##### RAW DATA #####

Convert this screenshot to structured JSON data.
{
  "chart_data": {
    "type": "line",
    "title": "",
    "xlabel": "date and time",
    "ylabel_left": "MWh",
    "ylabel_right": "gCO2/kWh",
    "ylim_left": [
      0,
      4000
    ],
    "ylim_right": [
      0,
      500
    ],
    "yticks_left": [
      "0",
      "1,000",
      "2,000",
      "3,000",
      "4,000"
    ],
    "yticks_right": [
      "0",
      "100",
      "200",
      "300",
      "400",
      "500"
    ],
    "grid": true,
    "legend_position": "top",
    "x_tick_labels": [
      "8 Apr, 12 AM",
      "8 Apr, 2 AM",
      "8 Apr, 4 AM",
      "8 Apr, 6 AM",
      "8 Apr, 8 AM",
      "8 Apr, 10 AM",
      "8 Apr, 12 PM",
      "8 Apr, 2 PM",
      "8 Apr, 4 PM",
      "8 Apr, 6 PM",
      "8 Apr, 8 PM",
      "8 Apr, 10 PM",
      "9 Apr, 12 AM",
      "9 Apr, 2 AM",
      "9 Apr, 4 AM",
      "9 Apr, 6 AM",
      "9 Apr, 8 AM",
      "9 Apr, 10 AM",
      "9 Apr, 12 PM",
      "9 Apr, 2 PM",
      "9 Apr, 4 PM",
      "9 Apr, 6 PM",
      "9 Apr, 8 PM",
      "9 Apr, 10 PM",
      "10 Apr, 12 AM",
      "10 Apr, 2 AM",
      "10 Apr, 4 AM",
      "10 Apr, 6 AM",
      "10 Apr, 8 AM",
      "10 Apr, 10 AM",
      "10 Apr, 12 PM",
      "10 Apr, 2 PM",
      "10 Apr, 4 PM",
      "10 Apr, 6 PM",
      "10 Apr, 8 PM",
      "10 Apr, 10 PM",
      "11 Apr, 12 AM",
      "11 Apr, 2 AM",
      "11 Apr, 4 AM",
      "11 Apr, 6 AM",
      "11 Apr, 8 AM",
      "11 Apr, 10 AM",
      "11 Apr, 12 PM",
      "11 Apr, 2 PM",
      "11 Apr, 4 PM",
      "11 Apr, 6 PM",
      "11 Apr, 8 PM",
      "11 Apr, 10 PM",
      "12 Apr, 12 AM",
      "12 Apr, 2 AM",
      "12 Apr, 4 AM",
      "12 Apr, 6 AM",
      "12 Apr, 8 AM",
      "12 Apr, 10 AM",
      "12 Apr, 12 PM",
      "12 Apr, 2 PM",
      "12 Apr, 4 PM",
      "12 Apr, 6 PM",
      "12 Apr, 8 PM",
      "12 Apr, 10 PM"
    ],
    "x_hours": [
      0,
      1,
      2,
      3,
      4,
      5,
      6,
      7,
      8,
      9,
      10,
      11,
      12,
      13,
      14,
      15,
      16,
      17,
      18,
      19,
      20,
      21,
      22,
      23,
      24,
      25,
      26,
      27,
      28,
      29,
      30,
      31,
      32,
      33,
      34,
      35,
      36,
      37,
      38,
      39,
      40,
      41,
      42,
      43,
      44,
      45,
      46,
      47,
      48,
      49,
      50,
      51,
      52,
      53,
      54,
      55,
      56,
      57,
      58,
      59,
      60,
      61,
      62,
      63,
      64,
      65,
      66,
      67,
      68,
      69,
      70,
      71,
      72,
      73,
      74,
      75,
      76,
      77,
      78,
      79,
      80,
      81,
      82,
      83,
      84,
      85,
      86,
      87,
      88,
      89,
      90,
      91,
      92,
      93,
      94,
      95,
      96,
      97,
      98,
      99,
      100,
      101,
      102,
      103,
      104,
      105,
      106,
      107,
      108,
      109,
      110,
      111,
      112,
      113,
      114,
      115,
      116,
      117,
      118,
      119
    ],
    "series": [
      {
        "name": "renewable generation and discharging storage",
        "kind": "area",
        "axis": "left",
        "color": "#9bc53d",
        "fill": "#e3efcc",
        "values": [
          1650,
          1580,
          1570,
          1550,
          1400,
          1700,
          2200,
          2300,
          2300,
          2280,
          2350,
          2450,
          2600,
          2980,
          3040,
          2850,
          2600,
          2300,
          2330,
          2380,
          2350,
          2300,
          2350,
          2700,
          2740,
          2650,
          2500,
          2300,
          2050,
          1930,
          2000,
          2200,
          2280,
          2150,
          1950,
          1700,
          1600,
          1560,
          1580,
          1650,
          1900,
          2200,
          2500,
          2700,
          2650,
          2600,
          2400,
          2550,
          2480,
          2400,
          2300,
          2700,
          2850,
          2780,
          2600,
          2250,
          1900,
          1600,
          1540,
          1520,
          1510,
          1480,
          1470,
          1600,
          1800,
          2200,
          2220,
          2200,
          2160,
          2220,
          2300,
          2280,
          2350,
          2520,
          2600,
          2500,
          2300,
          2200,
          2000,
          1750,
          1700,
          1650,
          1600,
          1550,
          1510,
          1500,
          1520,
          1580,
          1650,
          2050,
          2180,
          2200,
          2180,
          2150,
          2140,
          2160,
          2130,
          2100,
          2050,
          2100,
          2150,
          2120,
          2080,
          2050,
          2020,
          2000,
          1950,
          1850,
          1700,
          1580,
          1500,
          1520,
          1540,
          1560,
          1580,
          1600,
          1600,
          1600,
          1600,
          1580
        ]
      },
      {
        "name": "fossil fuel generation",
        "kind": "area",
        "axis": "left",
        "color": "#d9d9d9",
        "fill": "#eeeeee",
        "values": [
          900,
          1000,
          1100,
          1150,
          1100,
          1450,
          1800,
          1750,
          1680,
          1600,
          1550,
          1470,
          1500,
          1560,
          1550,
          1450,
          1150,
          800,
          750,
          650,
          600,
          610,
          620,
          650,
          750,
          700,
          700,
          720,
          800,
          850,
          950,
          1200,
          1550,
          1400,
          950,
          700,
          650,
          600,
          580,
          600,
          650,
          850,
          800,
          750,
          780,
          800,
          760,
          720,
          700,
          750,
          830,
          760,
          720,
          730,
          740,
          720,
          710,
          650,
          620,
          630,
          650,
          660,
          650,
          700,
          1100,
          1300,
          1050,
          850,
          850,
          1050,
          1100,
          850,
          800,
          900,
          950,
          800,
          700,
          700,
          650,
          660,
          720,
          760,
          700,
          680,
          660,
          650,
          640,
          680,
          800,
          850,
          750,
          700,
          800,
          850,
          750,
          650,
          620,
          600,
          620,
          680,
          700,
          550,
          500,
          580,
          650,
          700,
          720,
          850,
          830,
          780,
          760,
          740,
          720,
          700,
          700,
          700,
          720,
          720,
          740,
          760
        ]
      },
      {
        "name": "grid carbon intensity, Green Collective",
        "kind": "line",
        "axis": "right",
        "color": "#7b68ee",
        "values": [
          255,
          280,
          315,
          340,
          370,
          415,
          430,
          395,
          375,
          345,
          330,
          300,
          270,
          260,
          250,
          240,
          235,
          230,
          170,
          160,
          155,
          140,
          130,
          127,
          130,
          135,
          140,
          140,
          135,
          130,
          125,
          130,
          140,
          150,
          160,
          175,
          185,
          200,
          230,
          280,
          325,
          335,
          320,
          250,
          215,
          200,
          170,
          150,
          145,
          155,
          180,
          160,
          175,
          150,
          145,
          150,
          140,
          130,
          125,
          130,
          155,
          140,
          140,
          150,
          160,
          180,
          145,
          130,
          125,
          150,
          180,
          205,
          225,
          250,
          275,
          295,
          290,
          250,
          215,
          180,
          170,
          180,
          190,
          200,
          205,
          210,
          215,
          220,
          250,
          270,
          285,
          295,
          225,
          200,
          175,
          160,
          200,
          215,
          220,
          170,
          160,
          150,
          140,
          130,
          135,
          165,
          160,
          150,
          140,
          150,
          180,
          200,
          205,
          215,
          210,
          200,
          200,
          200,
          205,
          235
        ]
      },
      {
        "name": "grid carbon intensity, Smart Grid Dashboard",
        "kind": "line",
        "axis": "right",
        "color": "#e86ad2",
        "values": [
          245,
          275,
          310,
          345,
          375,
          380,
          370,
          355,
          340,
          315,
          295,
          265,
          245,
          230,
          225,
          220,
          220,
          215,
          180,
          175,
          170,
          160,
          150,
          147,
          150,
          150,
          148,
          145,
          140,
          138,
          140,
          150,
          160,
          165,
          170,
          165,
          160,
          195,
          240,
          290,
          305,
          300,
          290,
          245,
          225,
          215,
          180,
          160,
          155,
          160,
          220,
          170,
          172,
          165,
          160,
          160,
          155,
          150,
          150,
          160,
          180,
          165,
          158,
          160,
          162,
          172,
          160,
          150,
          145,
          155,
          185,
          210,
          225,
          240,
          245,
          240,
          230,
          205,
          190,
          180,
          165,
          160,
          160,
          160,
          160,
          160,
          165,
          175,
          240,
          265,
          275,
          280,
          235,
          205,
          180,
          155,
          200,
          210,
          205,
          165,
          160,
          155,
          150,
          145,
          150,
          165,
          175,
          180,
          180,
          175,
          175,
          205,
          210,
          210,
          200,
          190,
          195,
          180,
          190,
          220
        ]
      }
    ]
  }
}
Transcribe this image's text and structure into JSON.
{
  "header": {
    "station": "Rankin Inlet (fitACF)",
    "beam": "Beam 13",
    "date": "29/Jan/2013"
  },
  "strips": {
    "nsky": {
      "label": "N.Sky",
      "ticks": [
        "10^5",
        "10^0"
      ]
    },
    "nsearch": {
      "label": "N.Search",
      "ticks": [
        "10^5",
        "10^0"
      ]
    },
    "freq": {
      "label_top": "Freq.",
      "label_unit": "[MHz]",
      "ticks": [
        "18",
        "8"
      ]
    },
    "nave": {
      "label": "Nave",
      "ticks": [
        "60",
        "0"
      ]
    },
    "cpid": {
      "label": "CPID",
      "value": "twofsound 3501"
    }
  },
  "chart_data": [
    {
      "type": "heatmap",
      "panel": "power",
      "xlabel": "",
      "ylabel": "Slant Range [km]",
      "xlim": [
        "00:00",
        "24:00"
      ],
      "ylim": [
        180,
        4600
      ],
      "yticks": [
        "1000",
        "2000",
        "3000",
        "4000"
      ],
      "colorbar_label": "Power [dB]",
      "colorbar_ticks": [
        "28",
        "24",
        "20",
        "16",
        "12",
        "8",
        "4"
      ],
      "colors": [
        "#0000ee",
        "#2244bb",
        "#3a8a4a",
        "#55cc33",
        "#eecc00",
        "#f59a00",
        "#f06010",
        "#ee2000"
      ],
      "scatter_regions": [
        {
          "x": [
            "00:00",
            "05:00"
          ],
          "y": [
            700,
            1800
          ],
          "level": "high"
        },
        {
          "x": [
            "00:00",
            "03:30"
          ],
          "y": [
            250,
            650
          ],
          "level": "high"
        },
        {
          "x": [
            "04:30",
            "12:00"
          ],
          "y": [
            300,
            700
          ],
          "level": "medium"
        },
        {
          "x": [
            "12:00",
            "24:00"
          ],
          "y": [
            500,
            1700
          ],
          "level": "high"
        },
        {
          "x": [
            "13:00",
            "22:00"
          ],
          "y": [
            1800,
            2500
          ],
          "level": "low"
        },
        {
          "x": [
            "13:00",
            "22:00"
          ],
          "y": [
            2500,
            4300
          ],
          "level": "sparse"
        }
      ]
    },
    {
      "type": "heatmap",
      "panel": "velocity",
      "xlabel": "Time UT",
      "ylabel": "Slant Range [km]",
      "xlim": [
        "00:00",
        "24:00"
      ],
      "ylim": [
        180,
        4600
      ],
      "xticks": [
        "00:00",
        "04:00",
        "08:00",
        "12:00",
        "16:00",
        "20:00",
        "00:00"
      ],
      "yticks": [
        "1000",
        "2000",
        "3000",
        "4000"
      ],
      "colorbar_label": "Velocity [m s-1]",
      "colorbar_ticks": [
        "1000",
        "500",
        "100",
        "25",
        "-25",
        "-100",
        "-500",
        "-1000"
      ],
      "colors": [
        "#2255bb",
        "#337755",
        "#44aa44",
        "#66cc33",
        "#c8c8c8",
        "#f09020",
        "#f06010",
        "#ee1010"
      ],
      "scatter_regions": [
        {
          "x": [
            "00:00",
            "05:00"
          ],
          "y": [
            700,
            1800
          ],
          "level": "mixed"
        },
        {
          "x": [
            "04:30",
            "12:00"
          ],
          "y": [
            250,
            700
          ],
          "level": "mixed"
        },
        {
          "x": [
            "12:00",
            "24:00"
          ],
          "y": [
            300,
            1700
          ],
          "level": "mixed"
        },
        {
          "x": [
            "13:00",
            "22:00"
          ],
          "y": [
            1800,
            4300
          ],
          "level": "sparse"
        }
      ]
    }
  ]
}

#####

PROBLEM: Return the lines of the records that include the string "generation".

SOLUTION TO THE EXERCISE:
        "name": "renewable generation and discharging storage",
        "name": "fossil fuel generation",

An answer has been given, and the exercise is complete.